§ **Exercise details**
Please write out the material that follows, exactly as it stands.

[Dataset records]
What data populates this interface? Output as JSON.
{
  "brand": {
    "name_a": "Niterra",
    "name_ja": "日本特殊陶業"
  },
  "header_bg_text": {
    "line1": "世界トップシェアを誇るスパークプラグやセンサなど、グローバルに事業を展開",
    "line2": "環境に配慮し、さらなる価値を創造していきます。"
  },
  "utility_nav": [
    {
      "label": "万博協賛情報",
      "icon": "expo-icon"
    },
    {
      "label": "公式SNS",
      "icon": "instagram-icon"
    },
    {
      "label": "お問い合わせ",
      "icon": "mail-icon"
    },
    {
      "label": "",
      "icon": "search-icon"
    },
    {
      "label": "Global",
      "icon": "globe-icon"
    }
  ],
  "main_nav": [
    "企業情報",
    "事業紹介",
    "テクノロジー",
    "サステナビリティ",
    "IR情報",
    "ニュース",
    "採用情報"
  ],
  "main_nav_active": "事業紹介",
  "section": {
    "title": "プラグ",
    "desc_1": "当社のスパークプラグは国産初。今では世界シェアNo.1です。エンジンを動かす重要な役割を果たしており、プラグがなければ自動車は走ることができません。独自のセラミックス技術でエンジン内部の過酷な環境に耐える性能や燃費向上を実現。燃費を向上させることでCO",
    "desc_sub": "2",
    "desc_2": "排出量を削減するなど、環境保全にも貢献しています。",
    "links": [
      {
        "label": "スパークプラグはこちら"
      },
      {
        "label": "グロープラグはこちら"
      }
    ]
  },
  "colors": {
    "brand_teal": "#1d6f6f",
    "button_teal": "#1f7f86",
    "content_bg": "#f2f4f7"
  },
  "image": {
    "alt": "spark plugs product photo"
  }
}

§ **Exercise output**
What data populates this interface? Output as JSON.
{
  "brand": {
    "name_a": "Niterra",
    "name_ja": "日本特殊陶業"
  },
  "header_bg_text": {
    "line1": "世界トップシェアを誇るスパークプラグやセンサなど、グローバルに事業を展開",
    "line2": "環境に配慮し、さらなる価値を創造していきます。"
  },
  "utility_nav": [
    {
      "label": "万博協賛情報",
      "icon": "expo-icon"
    },
    {
      "label": "公式SNS",
      "icon": "instagram-icon"
    },
    {
      "label": "お問い合わせ",
      "icon": "mail-icon"
    },
    {
      "label": "",
      "icon": "search-icon"
    },
    {
      "label": "Global",
      "icon": "globe-icon"
    }
  ],
  "main_nav": [
    "企業情報",
    "事業紹介",
    "テクノロジー",
    "サステナビリティ",
    "IR情報",
    "ニュース",
    "採用情報"
  ],
  "main_nav_active": "事業紹介",
  "section": {
    "title": "プラグ",
    "desc_1": "当社のスパークプラグは国産初。今では世界シェアNo.1です。エンジンを動かす重要な役割を果たしており、プラグがなければ自動車は走ることができません。独自のセラミックス技術でエンジン内部の過酷な環境に耐える性能や燃費向上を実現。燃費を向上させることでCO",
    "desc_sub": "2",
    "desc_2": "排出量を削減するなど、環境保全にも貢献しています。",
    "links": [
      {
        "label": "スパークプラグはこちら"
      },
      {
        "label": "グロープラグはこちら"
      }
    ]
  },
  "colors": {
    "brand_teal": "#1d6f6f",
    "button_teal": "#1f7f86",
    "content_bg": "#f2f4f7"
  },
  "image": {
    "alt": "spark plugs product photo"
  }
}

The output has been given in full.